▶ [WHAT THE TASK REQUIRES]:
Each line below should be retyped exactly, with no pictures.

▶ [INFORMATION SUPPLIED]:
## Begin

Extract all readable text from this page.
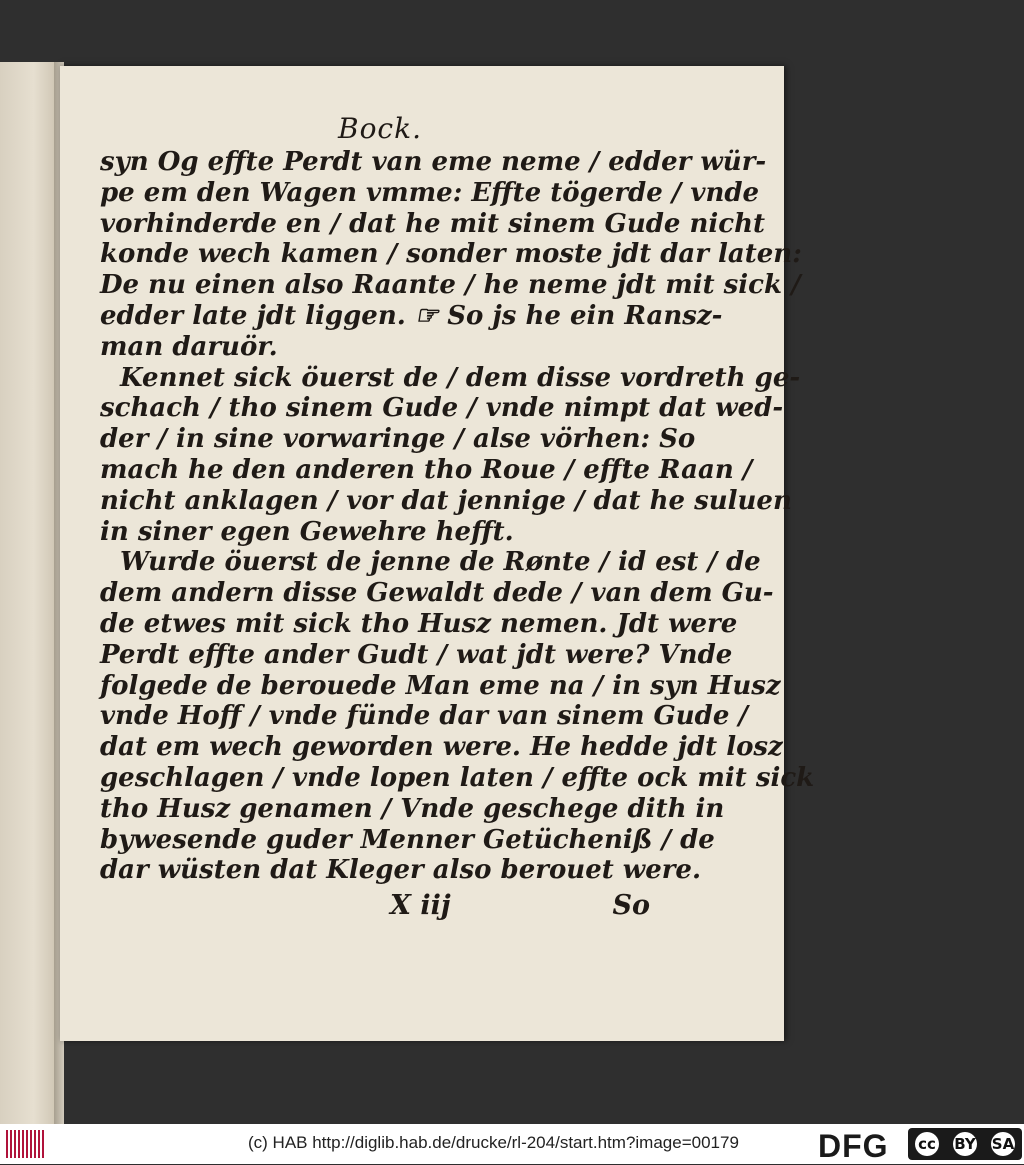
Bock.
syn Og effte Perdt van eme neme / edder wür-
pe em den Wagen vmme: Effte tögerde / vnde
vorhinderde en / dat he mit sinem Gude nicht
konde wech kamen / sonder moste jdt dar laten:
De nu einen also Raante / he neme jdt mit sick /
edder late jdt liggen. ☞ So js he ein Ransz-
man daruör.
Kennet sick öuerst de / dem disse vordreth ge-
schach / tho sinem Gude / vnde nimpt dat wed-
der / in sine vorwaringe / alse vörhen: So
mach he den anderen tho Roue / effte Raan /
nicht anklagen / vor dat jennige / dat he suluen
in siner egen Gewehre hefft.
Wurde öuerst de jenne de Rønte / id est / de
dem andern disse Gewaldt dede / van dem Gu-
de etwes mit sick tho Husz nemen. Jdt were
Perdt effte ander Gudt / wat jdt were? Vnde
folgede de berouede Man eme na / in syn Husz
vnde Hoff / vnde fünde dar van sinem Gude /
dat em wech geworden were. He hedde jdt losz
geschlagen / vnde lopen laten / effte ock mit sick
tho Husz genamen / Vnde geschege dith in
bywesende guder Menner Getücheniß / de
dar wüsten dat Kleger also berouet were.
X iij	So
(c) HAB http://diglib.hab.de/drucke/rl-204/start.htm?image=00179 DFG cc BY SA
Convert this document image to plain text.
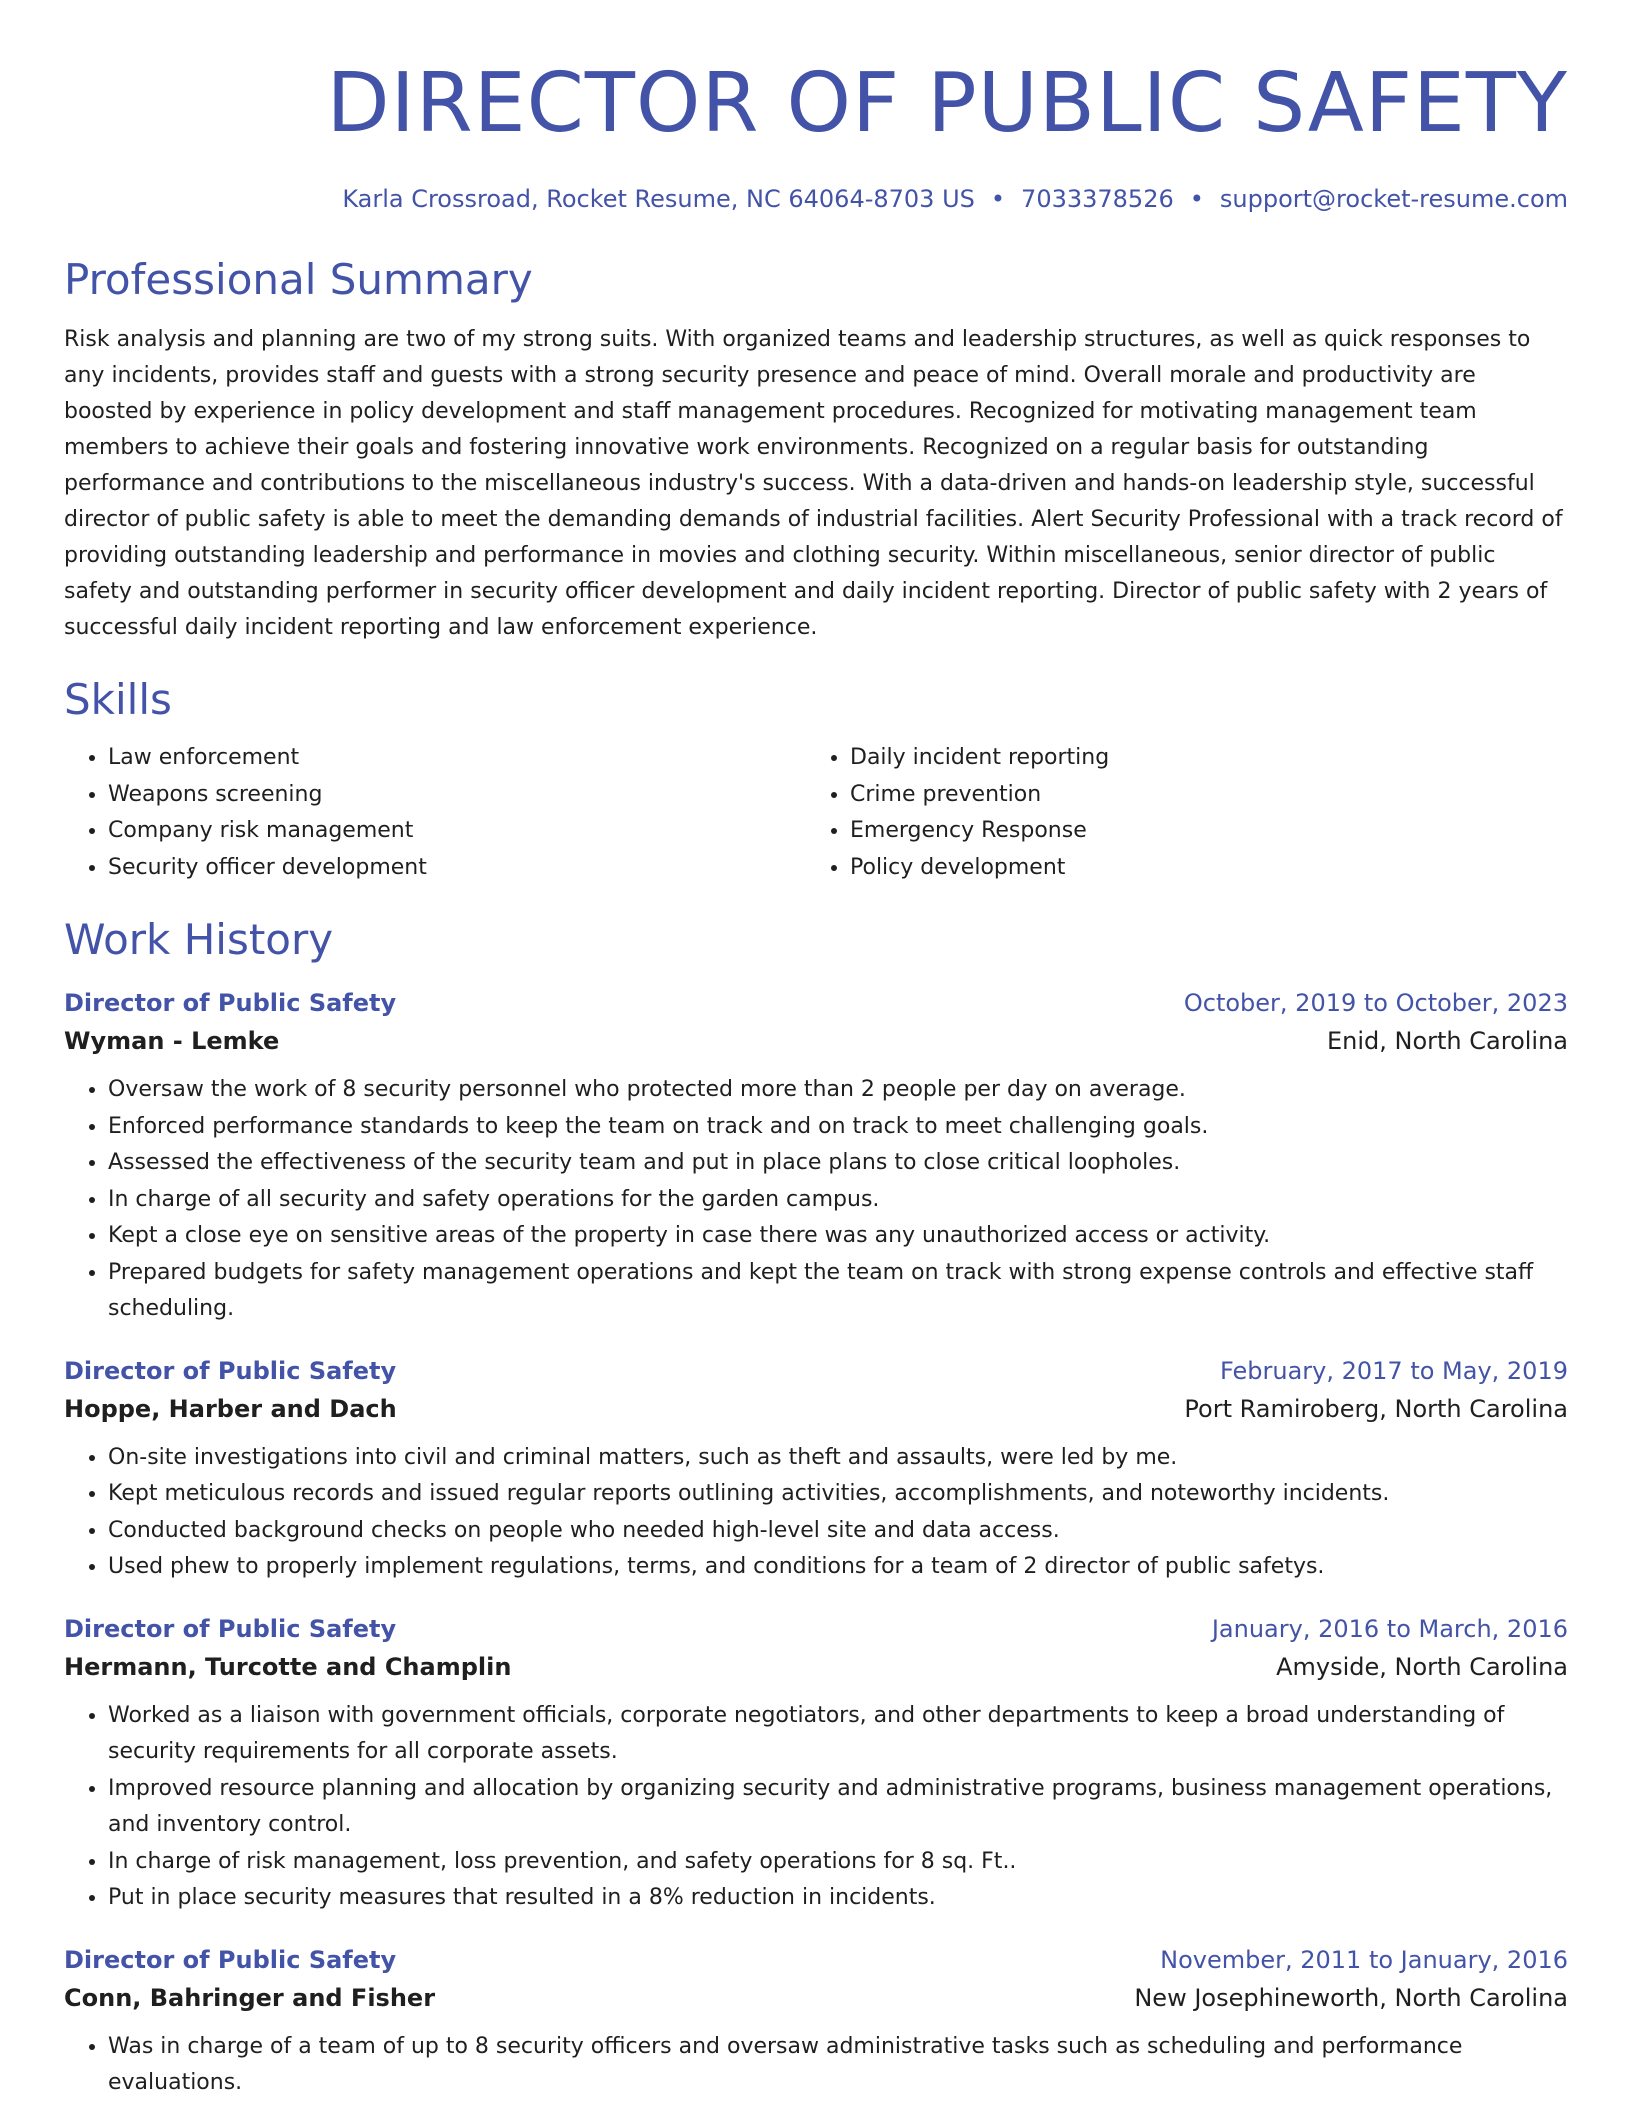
DIRECTOR OF PUBLIC SAFETY
Karla Crossroad, Rocket Resume, NC 64064-8703 US • 7033378526 • support@rocket-resume.com
Professional Summary
Risk analysis and planning are two of my strong suits. With organized teams and leadership structures, as well as quick responses to any incidents, provides staff and guests with a strong security presence and peace of mind. Overall morale and productivity are boosted by experience in policy development and staff management procedures. Recognized for motivating management team members to achieve their goals and fostering innovative work environments. Recognized on a regular basis for outstanding performance and contributions to the miscellaneous industry's success. With a data-driven and hands-on leadership style, successful director of public safety is able to meet the demanding demands of industrial facilities. Alert Security Professional with a track record of providing outstanding leadership and performance in movies and clothing security. Within miscellaneous, senior director of public safety and outstanding performer in security officer development and daily incident reporting. Director of public safety with 2 years of successful daily incident reporting and law enforcement experience.
Skills
• Law enforcement
• Weapons screening
• Company risk management
• Security officer development
• Daily incident reporting
• Crime prevention
• Emergency Response
• Policy development
Work History
Director of Public Safety	October, 2019 to October, 2023
Wyman - Lemke	Enid, North Carolina
• Oversaw the work of 8 security personnel who protected more than 2 people per day on average.
• Enforced performance standards to keep the team on track and on track to meet challenging goals.
• Assessed the effectiveness of the security team and put in place plans to close critical loopholes.
• In charge of all security and safety operations for the garden campus.
• Kept a close eye on sensitive areas of the property in case there was any unauthorized access or activity.
• Prepared budgets for safety management operations and kept the team on track with strong expense controls and effective staff scheduling.
Director of Public Safety	February, 2017 to May, 2019
Hoppe, Harber and Dach	Port Ramiroberg, North Carolina
• On-site investigations into civil and criminal matters, such as theft and assaults, were led by me.
• Kept meticulous records and issued regular reports outlining activities, accomplishments, and noteworthy incidents.
• Conducted background checks on people who needed high-level site and data access.
• Used phew to properly implement regulations, terms, and conditions for a team of 2 director of public safetys.
Director of Public Safety	January, 2016 to March, 2016
Hermann, Turcotte and Champlin	Amyside, North Carolina
• Worked as a liaison with government officials, corporate negotiators, and other departments to keep a broad understanding of security requirements for all corporate assets.
• Improved resource planning and allocation by organizing security and administrative programs, business management operations, and inventory control.
• In charge of risk management, loss prevention, and safety operations for 8 sq. Ft..
• Put in place security measures that resulted in a 8% reduction in incidents.
Director of Public Safety	November, 2011 to January, 2016
Conn, Bahringer and Fisher	New Josephineworth, North Carolina
• Was in charge of a team of up to 8 security officers and oversaw administrative tasks such as scheduling and performance evaluations.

## End

▶ [TASK RESULT]:
Extract all readable text from this page.
Bock.
syn Og effte Perdt van eme neme / edder wür-
pe em den Wagen vmme: Effte tögerde / vnde
vorhinderde en / dat he mit sinem Gude nicht
konde wech kamen / sonder moste jdt dar laten:
De nu einen also Raante / he neme jdt mit sick /
edder late jdt liggen. ☞ So js he ein Ransz-
man daruör.
Kennet sick öuerst de / dem disse vordreth ge-
schach / tho sinem Gude / vnde nimpt dat wed-
der / in sine vorwaringe / alse vörhen: So
mach he den anderen tho Roue / effte Raan /
nicht anklagen / vor dat jennige / dat he suluen
in siner egen Gewehre hefft.
Wurde öuerst de jenne de Rønte / id est / de
dem andern disse Gewaldt dede / van dem Gu-
de etwes mit sick tho Husz nemen. Jdt were
Perdt effte ander Gudt / wat jdt were? Vnde
folgede de berouede Man eme na / in syn Husz
vnde Hoff / vnde fünde dar van sinem Gude /
dat em wech geworden were. He hedde jdt losz
geschlagen / vnde lopen laten / effte ock mit sick
tho Husz genamen / Vnde geschege dith in
bywesende guder Menner Getücheniß / de
dar wüsten dat Kleger also berouet were.
X iij	So
(c) HAB http://diglib.hab.de/drucke/rl-204/start.htm?image=00179 DFG cc BY SA
Convert this document image to plain text.
DIRECTOR OF PUBLIC SAFETY
Karla Crossroad, Rocket Resume, NC 64064-8703 US • 7033378526 • support@rocket-resume.com
Professional Summary
Risk analysis and planning are two of my strong suits. With organized teams and leadership structures, as well as quick responses to any incidents, provides staff and guests with a strong security presence and peace of mind. Overall morale and productivity are boosted by experience in policy development and staff management procedures. Recognized for motivating management team members to achieve their goals and fostering innovative work environments. Recognized on a regular basis for outstanding performance and contributions to the miscellaneous industry's success. With a data-driven and hands-on leadership style, successful director of public safety is able to meet the demanding demands of industrial facilities. Alert Security Professional with a track record of providing outstanding leadership and performance in movies and clothing security. Within miscellaneous, senior director of public safety and outstanding performer in security officer development and daily incident reporting. Director of public safety with 2 years of successful daily incident reporting and law enforcement experience.
Skills
• Law enforcement
• Weapons screening
• Company risk management
• Security officer development
• Daily incident reporting
• Crime prevention
• Emergency Response
• Policy development
Work History
Director of Public Safety	October, 2019 to October, 2023
Wyman - Lemke	Enid, North Carolina
• Oversaw the work of 8 security personnel who protected more than 2 people per day on average.
• Enforced performance standards to keep the team on track and on track to meet challenging goals.
• Assessed the effectiveness of the security team and put in place plans to close critical loopholes.
• In charge of all security and safety operations for the garden campus.
• Kept a close eye on sensitive areas of the property in case there was any unauthorized access or activity.
• Prepared budgets for safety management operations and kept the team on track with strong expense controls and effective staff scheduling.
Director of Public Safety	February, 2017 to May, 2019
Hoppe, Harber and Dach	Port Ramiroberg, North Carolina
• On-site investigations into civil and criminal matters, such as theft and assaults, were led by me.
• Kept meticulous records and issued regular reports outlining activities, accomplishments, and noteworthy incidents.
• Conducted background checks on people who needed high-level site and data access.
• Used phew to properly implement regulations, terms, and conditions for a team of 2 director of public safetys.
Director of Public Safety	January, 2016 to March, 2016
Hermann, Turcotte and Champlin	Amyside, North Carolina
• Worked as a liaison with government officials, corporate negotiators, and other departments to keep a broad understanding of security requirements for all corporate assets.
• Improved resource planning and allocation by organizing security and administrative programs, business management operations, and inventory control.
• In charge of risk management, loss prevention, and safety operations for 8 sq. Ft..
• Put in place security measures that resulted in a 8% reduction in incidents.
Director of Public Safety	November, 2011 to January, 2016
Conn, Bahringer and Fisher	New Josephineworth, North Carolina
• Was in charge of a team of up to 8 security officers and oversaw administrative tasks such as scheduling and performance evaluations.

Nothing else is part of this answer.